::: RECORDS FOR THIS EXERCISE
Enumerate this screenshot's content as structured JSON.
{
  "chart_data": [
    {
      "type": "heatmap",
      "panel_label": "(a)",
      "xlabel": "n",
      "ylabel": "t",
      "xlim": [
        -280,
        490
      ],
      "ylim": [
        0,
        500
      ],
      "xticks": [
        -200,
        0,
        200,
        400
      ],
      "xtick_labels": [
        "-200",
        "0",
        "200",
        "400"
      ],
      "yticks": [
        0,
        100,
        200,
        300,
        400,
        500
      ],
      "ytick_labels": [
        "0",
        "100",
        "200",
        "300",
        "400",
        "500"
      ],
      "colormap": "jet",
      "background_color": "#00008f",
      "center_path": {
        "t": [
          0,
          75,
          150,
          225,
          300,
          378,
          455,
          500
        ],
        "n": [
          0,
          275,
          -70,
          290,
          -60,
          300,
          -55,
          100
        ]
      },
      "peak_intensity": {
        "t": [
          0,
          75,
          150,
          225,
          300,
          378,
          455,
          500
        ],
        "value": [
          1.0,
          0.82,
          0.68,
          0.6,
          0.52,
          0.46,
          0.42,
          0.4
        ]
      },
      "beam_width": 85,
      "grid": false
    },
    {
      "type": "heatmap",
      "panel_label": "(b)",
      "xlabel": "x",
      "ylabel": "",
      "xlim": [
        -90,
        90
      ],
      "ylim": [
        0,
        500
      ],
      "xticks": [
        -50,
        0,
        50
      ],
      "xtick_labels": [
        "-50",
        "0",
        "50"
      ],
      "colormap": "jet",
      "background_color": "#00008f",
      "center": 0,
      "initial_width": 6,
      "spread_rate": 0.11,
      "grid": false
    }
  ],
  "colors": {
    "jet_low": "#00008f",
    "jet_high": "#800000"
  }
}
::::::
# WHAT YOU HAVE TO DO
Transcribe the records above exactly as they appear.

# SOLUTION BELOW
Enumerate this screenshot's content as structured JSON.
{
  "chart_data": [
    {
      "type": "heatmap",
      "panel_label": "(a)",
      "xlabel": "n",
      "ylabel": "t",
      "xlim": [
        -280,
        490
      ],
      "ylim": [
        0,
        500
      ],
      "xticks": [
        -200,
        0,
        200,
        400
      ],
      "xtick_labels": [
        "-200",
        "0",
        "200",
        "400"
      ],
      "yticks": [
        0,
        100,
        200,
        300,
        400,
        500
      ],
      "ytick_labels": [
        "0",
        "100",
        "200",
        "300",
        "400",
        "500"
      ],
      "colormap": "jet",
      "background_color": "#00008f",
      "center_path": {
        "t": [
          0,
          75,
          150,
          225,
          300,
          378,
          455,
          500
        ],
        "n": [
          0,
          275,
          -70,
          290,
          -60,
          300,
          -55,
          100
        ]
      },
      "peak_intensity": {
        "t": [
          0,
          75,
          150,
          225,
          300,
          378,
          455,
          500
        ],
        "value": [
          1.0,
          0.82,
          0.68,
          0.6,
          0.52,
          0.46,
          0.42,
          0.4
        ]
      },
      "beam_width": 85,
      "grid": false
    },
    {
      "type": "heatmap",
      "panel_label": "(b)",
      "xlabel": "x",
      "ylabel": "",
      "xlim": [
        -90,
        90
      ],
      "ylim": [
        0,
        500
      ],
      "xticks": [
        -50,
        0,
        50
      ],
      "xtick_labels": [
        "-50",
        "0",
        "50"
      ],
      "colormap": "jet",
      "background_color": "#00008f",
      "center": 0,
      "initial_width": 6,
      "spread_rate": 0.11,
      "grid": false
    }
  ],
  "colors": {
    "jet_low": "#00008f",
    "jet_high": "#800000"
  }
}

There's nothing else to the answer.